• [Information provided]
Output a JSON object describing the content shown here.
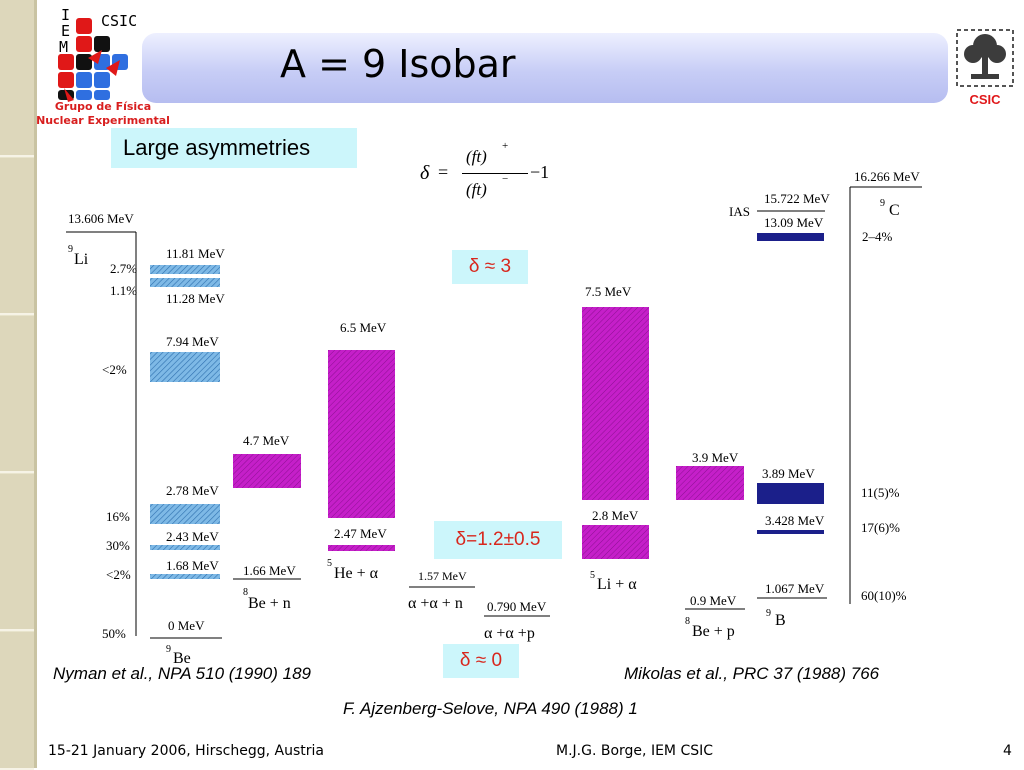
{
  "slide": {
    "title": "A = 9 Isobar",
    "page_number": "4",
    "footer_left": "15-21 January 2006, Hirschegg, Austria",
    "footer_center": "M.J.G. Borge, IEM CSIC"
  },
  "logos": {
    "left_letters": [
      "I",
      "E",
      "M"
    ],
    "left_csic": "CSIC",
    "group_line1": "Grupo de Física",
    "group_line2": "Nuclear Experimental",
    "right_csic": "CSIC"
  },
  "callouts": {
    "large_asymmetries": "Large asymmetries",
    "delta_3": "δ ≈ 3",
    "delta_12": "δ=1.2±0.5",
    "delta_0": "δ ≈ 0"
  },
  "formula": {
    "delta": "δ",
    "equals": "=",
    "numerator": "(ft)",
    "numerator_sup": "+",
    "denominator": "(ft)",
    "denominator_sup": "−",
    "minus_one": "−1"
  },
  "references": {
    "nyman": "Nyman et al., NPA 510 (1990) 189",
    "mikolas": "Mikolas et al., PRC 37 (1988) 766",
    "ajzenberg": "F. Ajzenberg-Selove, NPA 490 (1988) 1"
  },
  "levels": {
    "li9_qvalue": "13.606 MeV",
    "li9_element": "Li",
    "li9_mass": "9",
    "be9_11_81": "11.81 MeV",
    "be9_11_28": "11.28 MeV",
    "be9_7_94": "7.94 MeV",
    "be9_2_78": "2.78 MeV",
    "be9_2_43": "2.43 MeV",
    "be9_1_68": "1.68 MeV",
    "be9_0": "0 MeV",
    "be9_mass": "9",
    "be9_element": "Be",
    "pct_2_7": "2.7%",
    "pct_1_1": "1.1%",
    "pct_lt2_a": "<2%",
    "pct_16": "16%",
    "pct_30": "30%",
    "pct_lt2_b": "<2%",
    "pct_50": "50%",
    "be8n_4_7": "4.7 MeV",
    "be8n_1_66": "1.66 MeV",
    "be8n_mass": "8",
    "be8n_label": "Be + n",
    "he5_6_5": "6.5 MeV",
    "he5_2_47": "2.47 MeV",
    "he5_mass": "5",
    "he5_label": "He + α",
    "aan_1_57": "1.57 MeV",
    "aan_label": "α +α + n",
    "aap_0_790": "0.790 MeV",
    "aap_label": "α +α +p",
    "li5_7_5": "7.5 MeV",
    "li5_2_8": "2.8 MeV",
    "li5_mass": "5",
    "li5_label": "Li + α",
    "be8p_3_9": "3.9 MeV",
    "be8p_0_9": "0.9 MeV",
    "be8p_mass": "8",
    "be8p_label": "Be  + p",
    "b9_ias": "IAS",
    "b9_15_722": "15.722 MeV",
    "b9_13_09": "13.09 MeV",
    "b9_3_89": "3.89 MeV",
    "b9_3_428": "3.428 MeV",
    "b9_1_067": "1.067 MeV",
    "b9_mass": "9",
    "b9_element": "B",
    "c9_qvalue": "16.266 MeV",
    "c9_mass": "9",
    "c9_element": "C",
    "c9_pct_2_4": "2–4%",
    "c9_pct_11": "11(5)%",
    "c9_pct_17": "17(6)%",
    "c9_pct_60": "60(10)%"
  },
  "colors": {
    "magenta": "#c51fc9",
    "light_blue": "#5fa6dd",
    "navy": "#1b1f8a",
    "red_text": "#d8271d"
  }
}
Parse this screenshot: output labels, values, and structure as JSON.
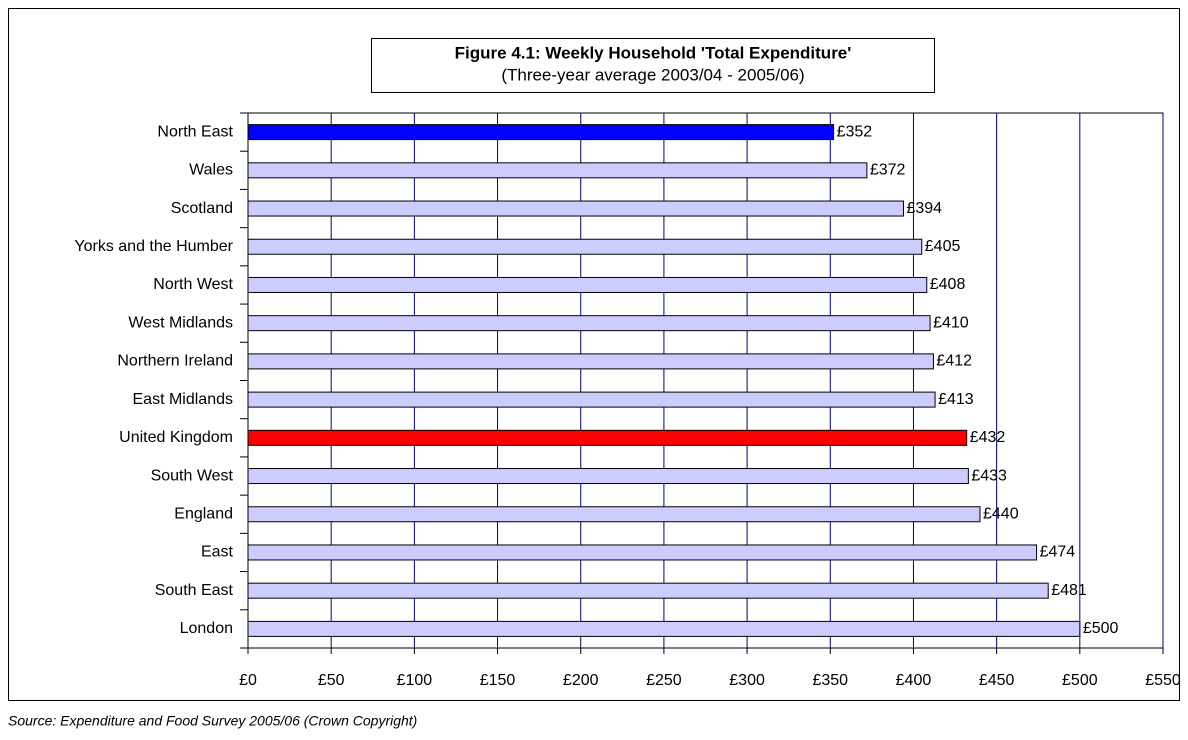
{
  "chart_data": {
    "type": "bar",
    "orientation": "horizontal",
    "title": "Figure 4.1: Weekly Household 'Total Expenditure'",
    "subtitle": "(Three-year average 2003/04 - 2005/06)",
    "source": "Source: Expenditure and Food Survey 2005/06 (Crown Copyright)",
    "categories": [
      "North East",
      "Wales",
      "Scotland",
      "Yorks and the Humber",
      "North West",
      "West Midlands",
      "Northern Ireland",
      "East Midlands",
      "United Kingdom",
      "South West",
      "England",
      "East",
      "South East",
      "London"
    ],
    "values": [
      352,
      372,
      394,
      405,
      408,
      410,
      412,
      413,
      432,
      433,
      440,
      474,
      481,
      500
    ],
    "value_labels": [
      "£352",
      "£372",
      "£394",
      "£405",
      "£408",
      "£410",
      "£412",
      "£413",
      "£432",
      "£433",
      "£440",
      "£474",
      "£481",
      "£500"
    ],
    "colors": [
      "#0000ff",
      "#ccccff",
      "#ccccff",
      "#ccccff",
      "#ccccff",
      "#ccccff",
      "#ccccff",
      "#ccccff",
      "#ff0000",
      "#ccccff",
      "#ccccff",
      "#ccccff",
      "#ccccff",
      "#ccccff"
    ],
    "xlim": [
      0,
      550
    ],
    "xticks": [
      {
        "value": 0,
        "label": "£0"
      },
      {
        "value": 50,
        "label": "£50"
      },
      {
        "value": 100,
        "label": "£100"
      },
      {
        "value": 150,
        "label": "£150"
      },
      {
        "value": 200,
        "label": "£200"
      },
      {
        "value": 250,
        "label": "£250"
      },
      {
        "value": 300,
        "label": "£300"
      },
      {
        "value": 350,
        "label": "£350"
      },
      {
        "value": 400,
        "label": "£400"
      },
      {
        "value": 450,
        "label": "£450"
      },
      {
        "value": 500,
        "label": "£500"
      },
      {
        "value": 550,
        "label": "£550"
      }
    ],
    "grid": true,
    "grid_color": "#000080"
  }
}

• [What the task asks] Copy out the data above exactly, except the pictures.

• [Response to the task]
Output a JSON object describing the content shown here.
{
  "slide": {
    "title": "A = 9 Isobar",
    "page_number": "4",
    "footer_left": "15-21 January 2006, Hirschegg, Austria",
    "footer_center": "M.J.G. Borge, IEM CSIC"
  },
  "logos": {
    "left_letters": [
      "I",
      "E",
      "M"
    ],
    "left_csic": "CSIC",
    "group_line1": "Grupo de Física",
    "group_line2": "Nuclear Experimental",
    "right_csic": "CSIC"
  },
  "callouts": {
    "large_asymmetries": "Large asymmetries",
    "delta_3": "δ ≈ 3",
    "delta_12": "δ=1.2±0.5",
    "delta_0": "δ ≈ 0"
  },
  "formula": {
    "delta": "δ",
    "equals": "=",
    "numerator": "(ft)",
    "numerator_sup": "+",
    "denominator": "(ft)",
    "denominator_sup": "−",
    "minus_one": "−1"
  },
  "references": {
    "nyman": "Nyman et al., NPA 510 (1990) 189",
    "mikolas": "Mikolas et al., PRC 37 (1988) 766",
    "ajzenberg": "F. Ajzenberg-Selove, NPA 490 (1988) 1"
  },
  "levels": {
    "li9_qvalue": "13.606 MeV",
    "li9_element": "Li",
    "li9_mass": "9",
    "be9_11_81": "11.81 MeV",
    "be9_11_28": "11.28 MeV",
    "be9_7_94": "7.94 MeV",
    "be9_2_78": "2.78 MeV",
    "be9_2_43": "2.43 MeV",
    "be9_1_68": "1.68 MeV",
    "be9_0": "0 MeV",
    "be9_mass": "9",
    "be9_element": "Be",
    "pct_2_7": "2.7%",
    "pct_1_1": "1.1%",
    "pct_lt2_a": "<2%",
    "pct_16": "16%",
    "pct_30": "30%",
    "pct_lt2_b": "<2%",
    "pct_50": "50%",
    "be8n_4_7": "4.7 MeV",
    "be8n_1_66": "1.66 MeV",
    "be8n_mass": "8",
    "be8n_label": "Be + n",
    "he5_6_5": "6.5 MeV",
    "he5_2_47": "2.47 MeV",
    "he5_mass": "5",
    "he5_label": "He + α",
    "aan_1_57": "1.57 MeV",
    "aan_label": "α +α + n",
    "aap_0_790": "0.790 MeV",
    "aap_label": "α +α +p",
    "li5_7_5": "7.5 MeV",
    "li5_2_8": "2.8 MeV",
    "li5_mass": "5",
    "li5_label": "Li + α",
    "be8p_3_9": "3.9 MeV",
    "be8p_0_9": "0.9 MeV",
    "be8p_mass": "8",
    "be8p_label": "Be  + p",
    "b9_ias": "IAS",
    "b9_15_722": "15.722 MeV",
    "b9_13_09": "13.09 MeV",
    "b9_3_89": "3.89 MeV",
    "b9_3_428": "3.428 MeV",
    "b9_1_067": "1.067 MeV",
    "b9_mass": "9",
    "b9_element": "B",
    "c9_qvalue": "16.266 MeV",
    "c9_mass": "9",
    "c9_element": "C",
    "c9_pct_2_4": "2–4%",
    "c9_pct_11": "11(5)%",
    "c9_pct_17": "17(6)%",
    "c9_pct_60": "60(10)%"
  },
  "colors": {
    "magenta": "#c51fc9",
    "light_blue": "#5fa6dd",
    "navy": "#1b1f8a",
    "red_text": "#d8271d"
  }
}
Parse this screenshot: output labels, values, and structure as JSON.
{
  "chart_data": {
    "type": "bar",
    "orientation": "horizontal",
    "title": "Figure 4.1: Weekly Household 'Total Expenditure'",
    "subtitle": "(Three-year average 2003/04 - 2005/06)",
    "source": "Source: Expenditure and Food Survey 2005/06 (Crown Copyright)",
    "categories": [
      "North East",
      "Wales",
      "Scotland",
      "Yorks and the Humber",
      "North West",
      "West Midlands",
      "Northern Ireland",
      "East Midlands",
      "United Kingdom",
      "South West",
      "England",
      "East",
      "South East",
      "London"
    ],
    "values": [
      352,
      372,
      394,
      405,
      408,
      410,
      412,
      413,
      432,
      433,
      440,
      474,
      481,
      500
    ],
    "value_labels": [
      "£352",
      "£372",
      "£394",
      "£405",
      "£408",
      "£410",
      "£412",
      "£413",
      "£432",
      "£433",
      "£440",
      "£474",
      "£481",
      "£500"
    ],
    "colors": [
      "#0000ff",
      "#ccccff",
      "#ccccff",
      "#ccccff",
      "#ccccff",
      "#ccccff",
      "#ccccff",
      "#ccccff",
      "#ff0000",
      "#ccccff",
      "#ccccff",
      "#ccccff",
      "#ccccff",
      "#ccccff"
    ],
    "xlim": [
      0,
      550
    ],
    "xticks": [
      {
        "value": 0,
        "label": "£0"
      },
      {
        "value": 50,
        "label": "£50"
      },
      {
        "value": 100,
        "label": "£100"
      },
      {
        "value": 150,
        "label": "£150"
      },
      {
        "value": 200,
        "label": "£200"
      },
      {
        "value": 250,
        "label": "£250"
      },
      {
        "value": 300,
        "label": "£300"
      },
      {
        "value": 350,
        "label": "£350"
      },
      {
        "value": 400,
        "label": "£400"
      },
      {
        "value": 450,
        "label": "£450"
      },
      {
        "value": 500,
        "label": "£500"
      },
      {
        "value": 550,
        "label": "£550"
      }
    ],
    "grid": true,
    "grid_color": "#000080"
  }
}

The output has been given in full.